◆ **Task prompt**: Starting at the line that has "What's the underlying" and stopping after the line that has "Parse this screenshot: output", reproduce the listing below exactly; omit everything else.

[Dataset records]
· · · ·
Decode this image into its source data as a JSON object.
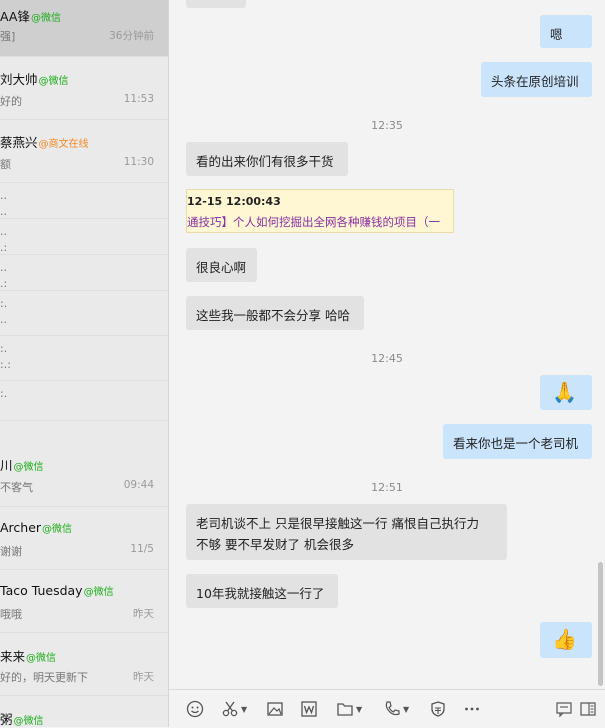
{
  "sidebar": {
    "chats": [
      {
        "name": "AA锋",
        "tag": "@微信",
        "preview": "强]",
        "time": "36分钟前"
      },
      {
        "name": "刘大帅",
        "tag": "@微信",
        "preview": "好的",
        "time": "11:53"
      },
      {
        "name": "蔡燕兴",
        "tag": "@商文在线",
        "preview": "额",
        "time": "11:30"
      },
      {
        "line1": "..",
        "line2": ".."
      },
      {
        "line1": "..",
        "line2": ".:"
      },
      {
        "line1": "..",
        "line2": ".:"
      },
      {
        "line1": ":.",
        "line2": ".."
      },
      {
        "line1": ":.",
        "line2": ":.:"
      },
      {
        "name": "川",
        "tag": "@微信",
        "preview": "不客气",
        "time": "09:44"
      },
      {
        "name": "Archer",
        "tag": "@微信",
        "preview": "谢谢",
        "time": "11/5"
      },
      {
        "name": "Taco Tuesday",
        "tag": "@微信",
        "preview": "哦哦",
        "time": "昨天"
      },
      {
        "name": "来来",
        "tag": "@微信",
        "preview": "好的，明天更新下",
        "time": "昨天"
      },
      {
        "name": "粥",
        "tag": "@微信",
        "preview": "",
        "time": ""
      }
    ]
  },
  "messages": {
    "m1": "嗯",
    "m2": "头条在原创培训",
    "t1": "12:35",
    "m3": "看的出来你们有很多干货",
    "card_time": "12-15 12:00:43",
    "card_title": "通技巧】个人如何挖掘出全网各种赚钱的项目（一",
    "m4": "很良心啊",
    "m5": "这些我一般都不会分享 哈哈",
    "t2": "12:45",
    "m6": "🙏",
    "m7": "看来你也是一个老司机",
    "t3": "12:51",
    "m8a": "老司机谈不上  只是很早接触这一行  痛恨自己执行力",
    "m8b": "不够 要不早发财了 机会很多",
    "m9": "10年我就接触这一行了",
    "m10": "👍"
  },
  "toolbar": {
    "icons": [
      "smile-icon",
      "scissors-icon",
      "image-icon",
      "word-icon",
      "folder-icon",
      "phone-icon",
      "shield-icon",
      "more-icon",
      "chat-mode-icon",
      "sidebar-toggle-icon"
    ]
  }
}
· · · ·
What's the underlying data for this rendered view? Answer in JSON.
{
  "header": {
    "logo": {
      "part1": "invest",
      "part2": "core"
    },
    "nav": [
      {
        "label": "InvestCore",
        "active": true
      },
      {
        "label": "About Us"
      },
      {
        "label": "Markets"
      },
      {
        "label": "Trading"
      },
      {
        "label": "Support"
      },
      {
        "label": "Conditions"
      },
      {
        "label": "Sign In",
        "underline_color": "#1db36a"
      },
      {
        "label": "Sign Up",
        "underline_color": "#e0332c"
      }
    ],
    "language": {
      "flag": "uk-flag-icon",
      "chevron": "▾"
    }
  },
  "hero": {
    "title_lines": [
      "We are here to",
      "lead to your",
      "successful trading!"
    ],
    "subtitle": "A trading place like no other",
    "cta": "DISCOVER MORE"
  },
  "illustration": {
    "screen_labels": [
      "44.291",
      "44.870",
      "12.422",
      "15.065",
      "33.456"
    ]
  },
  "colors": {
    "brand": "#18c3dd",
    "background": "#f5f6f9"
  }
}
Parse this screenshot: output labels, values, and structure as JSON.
· · · ·
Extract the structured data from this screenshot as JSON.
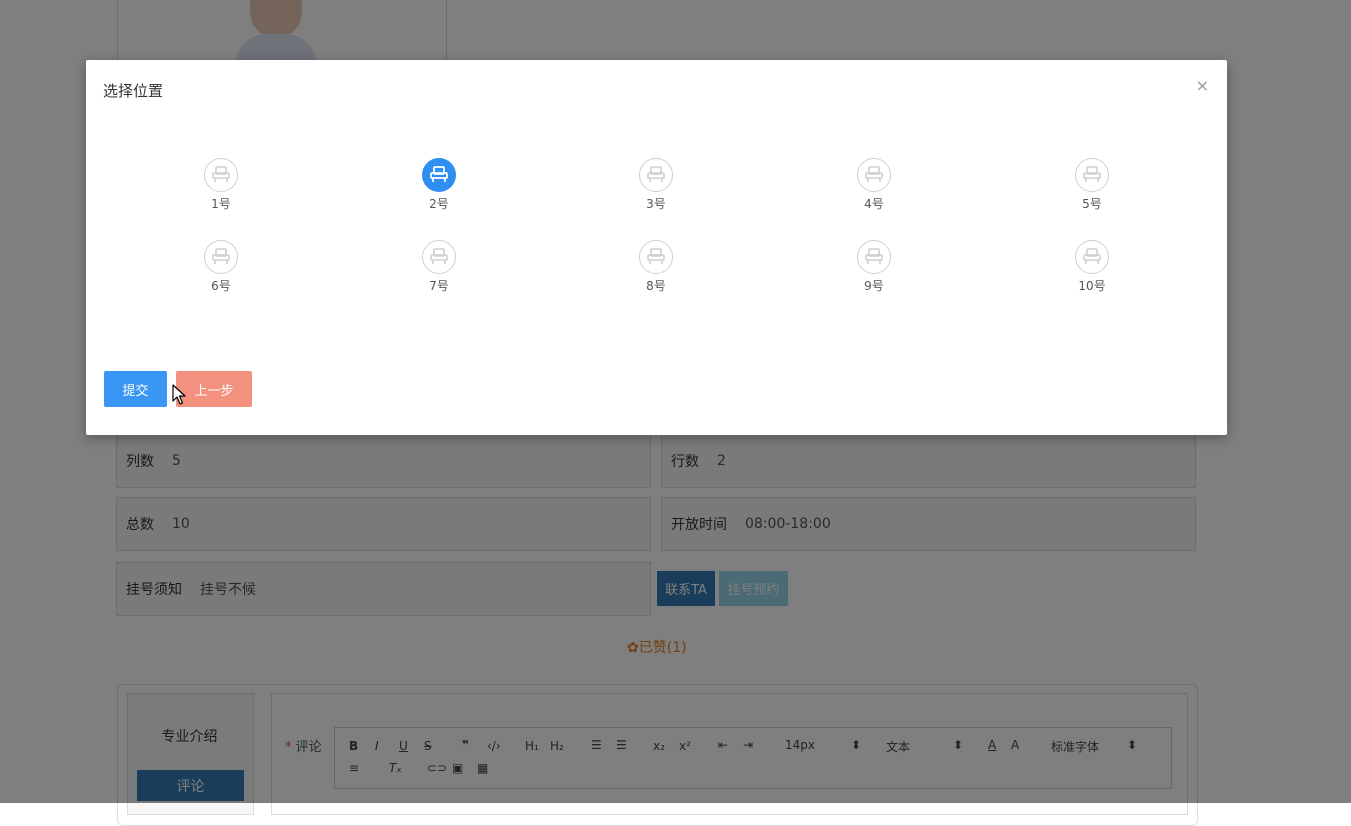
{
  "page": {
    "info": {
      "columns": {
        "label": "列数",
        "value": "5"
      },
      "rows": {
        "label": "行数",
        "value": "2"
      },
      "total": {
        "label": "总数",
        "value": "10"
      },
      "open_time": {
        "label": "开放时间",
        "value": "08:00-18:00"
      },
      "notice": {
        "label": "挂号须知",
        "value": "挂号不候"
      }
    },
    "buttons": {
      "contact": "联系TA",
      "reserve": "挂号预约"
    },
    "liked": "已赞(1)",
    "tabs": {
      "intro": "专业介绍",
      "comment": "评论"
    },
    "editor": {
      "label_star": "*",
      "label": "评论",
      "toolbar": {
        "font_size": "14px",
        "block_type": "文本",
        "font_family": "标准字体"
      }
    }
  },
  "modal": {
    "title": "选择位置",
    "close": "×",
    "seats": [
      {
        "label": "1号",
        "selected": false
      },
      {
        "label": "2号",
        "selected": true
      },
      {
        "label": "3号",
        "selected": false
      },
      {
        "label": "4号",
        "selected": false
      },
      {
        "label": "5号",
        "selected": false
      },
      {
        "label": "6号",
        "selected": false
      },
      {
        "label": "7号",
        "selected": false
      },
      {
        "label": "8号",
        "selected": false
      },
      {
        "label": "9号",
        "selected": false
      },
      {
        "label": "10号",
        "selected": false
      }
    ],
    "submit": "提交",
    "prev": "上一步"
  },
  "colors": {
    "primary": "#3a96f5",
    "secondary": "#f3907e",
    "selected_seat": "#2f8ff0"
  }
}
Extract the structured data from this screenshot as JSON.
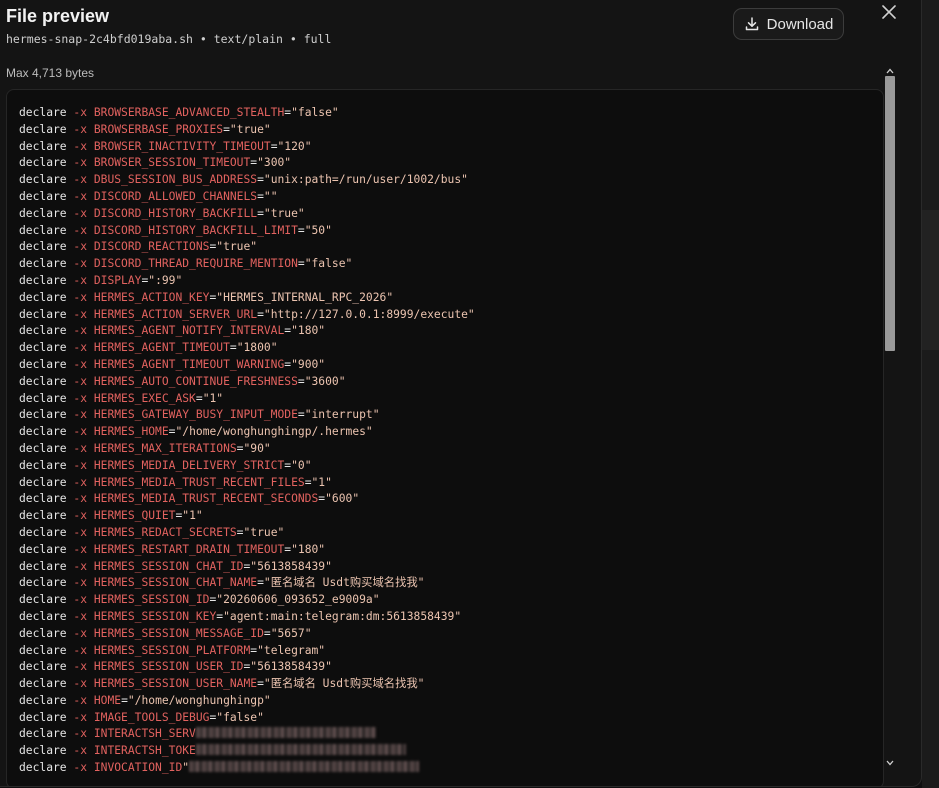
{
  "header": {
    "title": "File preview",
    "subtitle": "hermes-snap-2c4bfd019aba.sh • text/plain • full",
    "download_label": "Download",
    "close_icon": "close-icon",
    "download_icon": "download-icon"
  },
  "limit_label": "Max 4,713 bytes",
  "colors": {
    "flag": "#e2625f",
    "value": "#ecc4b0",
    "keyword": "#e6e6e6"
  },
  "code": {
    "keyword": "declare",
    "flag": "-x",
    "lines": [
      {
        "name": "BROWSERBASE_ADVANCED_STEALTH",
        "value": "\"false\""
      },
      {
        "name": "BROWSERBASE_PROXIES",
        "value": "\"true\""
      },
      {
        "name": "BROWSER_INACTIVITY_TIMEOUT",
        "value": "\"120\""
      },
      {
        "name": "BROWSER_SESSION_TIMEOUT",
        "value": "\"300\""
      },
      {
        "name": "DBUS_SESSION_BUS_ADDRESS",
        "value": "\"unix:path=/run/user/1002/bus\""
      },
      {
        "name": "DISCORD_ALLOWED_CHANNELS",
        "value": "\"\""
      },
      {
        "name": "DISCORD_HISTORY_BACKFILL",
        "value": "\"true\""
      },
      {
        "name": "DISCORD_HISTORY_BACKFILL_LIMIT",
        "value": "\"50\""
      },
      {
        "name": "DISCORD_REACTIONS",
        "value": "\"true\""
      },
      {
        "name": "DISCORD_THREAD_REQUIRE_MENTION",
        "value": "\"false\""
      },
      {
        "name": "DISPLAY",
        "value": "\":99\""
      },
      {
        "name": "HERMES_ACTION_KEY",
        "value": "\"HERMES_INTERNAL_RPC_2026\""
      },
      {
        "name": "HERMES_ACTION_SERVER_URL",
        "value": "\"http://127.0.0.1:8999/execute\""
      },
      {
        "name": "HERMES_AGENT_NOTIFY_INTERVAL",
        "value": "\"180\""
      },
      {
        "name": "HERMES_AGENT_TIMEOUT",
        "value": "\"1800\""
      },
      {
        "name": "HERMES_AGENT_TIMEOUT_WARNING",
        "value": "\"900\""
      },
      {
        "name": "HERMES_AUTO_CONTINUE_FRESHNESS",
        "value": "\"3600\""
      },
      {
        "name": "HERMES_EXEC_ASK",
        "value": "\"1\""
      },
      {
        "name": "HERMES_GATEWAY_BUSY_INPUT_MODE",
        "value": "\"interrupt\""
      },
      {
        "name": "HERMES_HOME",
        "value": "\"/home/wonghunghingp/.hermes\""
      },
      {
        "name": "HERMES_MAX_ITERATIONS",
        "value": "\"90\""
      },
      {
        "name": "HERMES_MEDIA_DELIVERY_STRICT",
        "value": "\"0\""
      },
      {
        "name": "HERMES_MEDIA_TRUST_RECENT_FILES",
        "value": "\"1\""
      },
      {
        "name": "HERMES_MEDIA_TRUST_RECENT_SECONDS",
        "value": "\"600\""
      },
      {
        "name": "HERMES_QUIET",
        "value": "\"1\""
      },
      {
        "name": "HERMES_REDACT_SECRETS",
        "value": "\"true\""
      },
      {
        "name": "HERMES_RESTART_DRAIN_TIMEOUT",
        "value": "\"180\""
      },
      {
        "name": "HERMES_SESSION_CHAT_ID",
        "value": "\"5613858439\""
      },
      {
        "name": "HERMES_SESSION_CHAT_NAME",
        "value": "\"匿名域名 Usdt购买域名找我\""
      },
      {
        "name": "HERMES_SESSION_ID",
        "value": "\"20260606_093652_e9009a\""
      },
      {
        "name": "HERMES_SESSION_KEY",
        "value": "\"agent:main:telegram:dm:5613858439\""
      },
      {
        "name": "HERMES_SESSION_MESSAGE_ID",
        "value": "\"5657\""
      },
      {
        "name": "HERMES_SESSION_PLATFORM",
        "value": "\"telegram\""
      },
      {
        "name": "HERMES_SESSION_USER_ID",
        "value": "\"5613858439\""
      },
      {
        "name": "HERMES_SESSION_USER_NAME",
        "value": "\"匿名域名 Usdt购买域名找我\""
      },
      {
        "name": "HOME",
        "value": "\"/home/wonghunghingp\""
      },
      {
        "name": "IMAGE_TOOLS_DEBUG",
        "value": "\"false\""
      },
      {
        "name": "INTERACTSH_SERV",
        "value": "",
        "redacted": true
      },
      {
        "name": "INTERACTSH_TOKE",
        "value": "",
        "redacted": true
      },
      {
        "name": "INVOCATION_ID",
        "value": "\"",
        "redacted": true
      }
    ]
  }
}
· · · ·
◆ **Answer to this exercise**:
What's the underlying data for this rendered view? Answer in JSON.
{
  "header": {
    "logo": {
      "part1": "invest",
      "part2": "core"
    },
    "nav": [
      {
        "label": "InvestCore",
        "active": true
      },
      {
        "label": "About Us"
      },
      {
        "label": "Markets"
      },
      {
        "label": "Trading"
      },
      {
        "label": "Support"
      },
      {
        "label": "Conditions"
      },
      {
        "label": "Sign In",
        "underline_color": "#1db36a"
      },
      {
        "label": "Sign Up",
        "underline_color": "#e0332c"
      }
    ],
    "language": {
      "flag": "uk-flag-icon",
      "chevron": "▾"
    }
  },
  "hero": {
    "title_lines": [
      "We are here to",
      "lead to your",
      "successful trading!"
    ],
    "subtitle": "A trading place like no other",
    "cta": "DISCOVER MORE"
  },
  "illustration": {
    "screen_labels": [
      "44.291",
      "44.870",
      "12.422",
      "15.065",
      "33.456"
    ]
  },
  "colors": {
    "brand": "#18c3dd",
    "background": "#f5f6f9"
  }
}
Parse this screenshot: output labels, values, and structure as JSON.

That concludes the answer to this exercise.